> Problems:
[a] List the username of every person who posted in the funeral music thread, naming each one only once.
[b] Transcribe the funeral music thread word for word, everything from "## andruini (Apr" down to "(Jan 24, 2008)".
[c] In the funeral music thread, Krummhorn adapted the piano version of Goin' Home for which instrument?

===== Text passage =====

# funeral music



## bor (Apr 24, 2008)

What would be the song to your funeral?
Would you take classical music, or something different?

I think my number 1 song has always been la dellaisado from chants d'ouvergne from canteloube. It's just a song I fell in love with hearing the first time, and it seems like a pretty apropriate funeral song. But it needs to be a good version, because the one on youtube sucks pretty hard. Anyways, what would be your funeral music?


----------



## Krummhorn (Feb 18, 2007)

Mine would include _Goin' Home_, from Dvorak's New World Symphony, played as an organ solo. I recently adapted the piano version for pipe organ and performed this in a recent concert ... there was not a dry eye in the house, including mine, at the end of the piece.


----------



## mueske (Jan 14, 2009)

Not that I want a funeral, but if I did I would want them to play Rachmaninoff's second piano concerto.


----------



## Tapkaara (Apr 18, 2006)

Sibelius's Andante Festivo.


----------



## Tapkaara (Apr 18, 2006)

Well, I'm not even sure I want a funeral ceremony, so perhaps the need for music is moot anyway. I just want to be cremated and have my ashes spread somewhere; I've not yet decided where. But if Andante Festivo happens to be playing somewhere, well, then all's well that ends well.


----------



## jhar26 (Jul 6, 2008)

I hear that 'Highway to Hell' from AC/DC is quite a popular choice these days.

As for my own funeral - the 'Funeral March' from Chopin's second Piano Sonata (Martha Argerich recording), the Kyrie from Mozart's 'Mass in C minor' and 'Goin' Back' from Dusty Springfield. Not that it really matters because I won't be around to hear it anyway.


----------



## wolf (May 16, 2009)

jhar26 said:


> ...Not that it really matters because I won't be around to hear it anyway.


Ahum...that was exactly my thought. If I could, I'd choose 2nd mvt Mozarts 27th piano conc, K595, Swarovsky Wiener staatsopera orch, Gulda.


----------



## andruini (Apr 14, 2009)

It doesn't matter too much, but I think it would be nice to the people in attendance if there could be a performance of Fauré's Requiem and the Alleluia from Bach's Sixth Motet (I just think it'd be a good way to end a funeral.. In good spirit).


----------



## shsherm (Jan 24, 2008)

The opening of the Mahler 5th Symphony would be my choice and that music was a funeral march.

===== Data extract =====

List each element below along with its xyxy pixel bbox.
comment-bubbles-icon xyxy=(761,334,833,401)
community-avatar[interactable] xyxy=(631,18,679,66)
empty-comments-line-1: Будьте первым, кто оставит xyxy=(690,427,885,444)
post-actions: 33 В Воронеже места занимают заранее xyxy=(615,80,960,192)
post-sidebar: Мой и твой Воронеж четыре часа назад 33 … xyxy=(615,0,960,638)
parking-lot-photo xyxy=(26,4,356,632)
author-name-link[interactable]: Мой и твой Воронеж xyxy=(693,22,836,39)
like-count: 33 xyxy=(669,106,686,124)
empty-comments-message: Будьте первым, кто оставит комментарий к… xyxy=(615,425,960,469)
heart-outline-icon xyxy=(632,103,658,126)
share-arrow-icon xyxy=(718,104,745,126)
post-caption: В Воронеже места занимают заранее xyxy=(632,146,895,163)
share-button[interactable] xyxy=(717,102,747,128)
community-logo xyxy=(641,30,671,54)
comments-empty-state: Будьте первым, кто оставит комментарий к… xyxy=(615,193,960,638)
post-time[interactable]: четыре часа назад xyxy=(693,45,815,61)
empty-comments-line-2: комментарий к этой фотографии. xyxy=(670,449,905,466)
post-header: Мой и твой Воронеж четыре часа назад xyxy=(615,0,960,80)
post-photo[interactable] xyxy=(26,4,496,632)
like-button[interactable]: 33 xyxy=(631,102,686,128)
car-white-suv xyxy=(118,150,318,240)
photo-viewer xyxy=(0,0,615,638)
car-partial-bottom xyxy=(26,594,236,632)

=====
===== Data extract =====

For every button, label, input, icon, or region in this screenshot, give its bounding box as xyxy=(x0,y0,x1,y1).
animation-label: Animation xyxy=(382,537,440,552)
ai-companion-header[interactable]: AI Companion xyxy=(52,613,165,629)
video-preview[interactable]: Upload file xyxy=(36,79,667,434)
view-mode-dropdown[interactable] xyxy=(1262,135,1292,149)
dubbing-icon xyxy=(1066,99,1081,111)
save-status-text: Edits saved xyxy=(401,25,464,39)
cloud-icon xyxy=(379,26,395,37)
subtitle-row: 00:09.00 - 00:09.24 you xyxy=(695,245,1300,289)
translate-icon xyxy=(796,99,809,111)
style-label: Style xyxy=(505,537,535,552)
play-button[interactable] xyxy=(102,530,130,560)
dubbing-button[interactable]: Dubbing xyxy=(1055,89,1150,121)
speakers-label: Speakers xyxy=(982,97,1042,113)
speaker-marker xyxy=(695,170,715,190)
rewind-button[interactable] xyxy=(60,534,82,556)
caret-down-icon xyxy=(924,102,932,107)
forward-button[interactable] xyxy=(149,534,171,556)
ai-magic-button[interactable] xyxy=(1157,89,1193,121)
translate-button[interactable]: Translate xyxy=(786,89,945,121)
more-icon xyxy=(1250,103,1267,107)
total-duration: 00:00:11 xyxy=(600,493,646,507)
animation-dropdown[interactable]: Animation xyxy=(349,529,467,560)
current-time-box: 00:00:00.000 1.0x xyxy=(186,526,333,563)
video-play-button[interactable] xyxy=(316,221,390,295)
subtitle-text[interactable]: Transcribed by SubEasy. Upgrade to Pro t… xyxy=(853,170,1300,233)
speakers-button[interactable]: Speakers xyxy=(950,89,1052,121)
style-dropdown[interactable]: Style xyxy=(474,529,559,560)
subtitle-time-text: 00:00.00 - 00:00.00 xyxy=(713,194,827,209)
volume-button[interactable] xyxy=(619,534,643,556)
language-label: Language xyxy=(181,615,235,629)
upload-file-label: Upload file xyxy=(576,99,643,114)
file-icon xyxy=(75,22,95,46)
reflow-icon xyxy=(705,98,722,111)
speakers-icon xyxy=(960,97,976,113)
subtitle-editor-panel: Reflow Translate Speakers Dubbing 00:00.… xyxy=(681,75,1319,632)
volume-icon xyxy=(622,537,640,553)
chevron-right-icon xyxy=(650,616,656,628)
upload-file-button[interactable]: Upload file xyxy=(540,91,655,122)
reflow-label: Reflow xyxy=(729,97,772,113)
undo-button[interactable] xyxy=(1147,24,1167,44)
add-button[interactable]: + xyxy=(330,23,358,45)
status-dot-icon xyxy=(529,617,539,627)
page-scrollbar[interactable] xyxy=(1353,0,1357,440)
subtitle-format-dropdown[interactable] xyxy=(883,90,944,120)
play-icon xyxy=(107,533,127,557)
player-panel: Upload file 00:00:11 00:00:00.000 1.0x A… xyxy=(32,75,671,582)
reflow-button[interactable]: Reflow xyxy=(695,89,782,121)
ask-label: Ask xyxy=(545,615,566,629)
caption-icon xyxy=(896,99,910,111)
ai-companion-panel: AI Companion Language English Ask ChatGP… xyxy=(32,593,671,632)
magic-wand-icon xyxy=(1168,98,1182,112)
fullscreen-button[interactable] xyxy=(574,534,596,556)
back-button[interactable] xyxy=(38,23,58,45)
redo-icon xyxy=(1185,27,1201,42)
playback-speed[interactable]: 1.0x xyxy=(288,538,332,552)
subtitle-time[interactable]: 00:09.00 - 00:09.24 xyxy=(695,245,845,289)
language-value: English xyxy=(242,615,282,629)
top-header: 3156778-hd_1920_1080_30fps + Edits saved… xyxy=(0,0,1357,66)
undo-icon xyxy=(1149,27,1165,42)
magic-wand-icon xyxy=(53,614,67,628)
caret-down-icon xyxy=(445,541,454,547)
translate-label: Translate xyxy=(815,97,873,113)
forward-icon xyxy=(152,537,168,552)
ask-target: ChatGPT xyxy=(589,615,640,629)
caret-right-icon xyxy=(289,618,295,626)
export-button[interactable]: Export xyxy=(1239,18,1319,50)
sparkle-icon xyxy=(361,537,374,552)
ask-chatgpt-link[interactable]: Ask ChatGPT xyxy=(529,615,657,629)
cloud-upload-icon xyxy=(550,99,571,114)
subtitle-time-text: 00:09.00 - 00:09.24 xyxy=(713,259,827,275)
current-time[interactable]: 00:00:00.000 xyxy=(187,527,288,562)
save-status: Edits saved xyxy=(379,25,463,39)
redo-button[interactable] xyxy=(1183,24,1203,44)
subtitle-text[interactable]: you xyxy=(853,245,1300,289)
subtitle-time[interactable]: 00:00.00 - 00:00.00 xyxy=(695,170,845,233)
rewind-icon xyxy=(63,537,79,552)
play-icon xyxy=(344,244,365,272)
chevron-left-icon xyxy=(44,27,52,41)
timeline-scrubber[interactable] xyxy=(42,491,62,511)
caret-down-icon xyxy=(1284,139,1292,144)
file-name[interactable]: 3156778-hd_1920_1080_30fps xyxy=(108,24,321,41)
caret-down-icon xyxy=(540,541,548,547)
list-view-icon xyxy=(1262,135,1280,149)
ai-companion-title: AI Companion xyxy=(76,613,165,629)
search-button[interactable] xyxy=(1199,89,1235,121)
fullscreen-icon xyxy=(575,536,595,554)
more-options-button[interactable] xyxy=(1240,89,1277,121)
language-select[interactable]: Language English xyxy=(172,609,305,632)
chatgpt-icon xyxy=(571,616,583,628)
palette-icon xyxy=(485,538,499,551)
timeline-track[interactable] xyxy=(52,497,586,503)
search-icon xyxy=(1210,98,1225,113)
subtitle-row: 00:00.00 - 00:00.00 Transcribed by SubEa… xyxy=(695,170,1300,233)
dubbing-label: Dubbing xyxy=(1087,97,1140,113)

=====

> Final answers:
[a] bor, Krummhorn, mueske, Tapkaara, jhar26, wolf, andruini, shsherm

[b]
## andruini (Apr 14, 2009)

It doesn't matter too much, but I think it would be nice to the people in attendance if there could be a performance of Fauré's Requiem and the Alleluia from Bach's Sixth Motet (I just think it'd be a good way to end a funeral.. In good spirit).


----------



## shsherm (Jan 24, 2008)

[c] Pipe organ.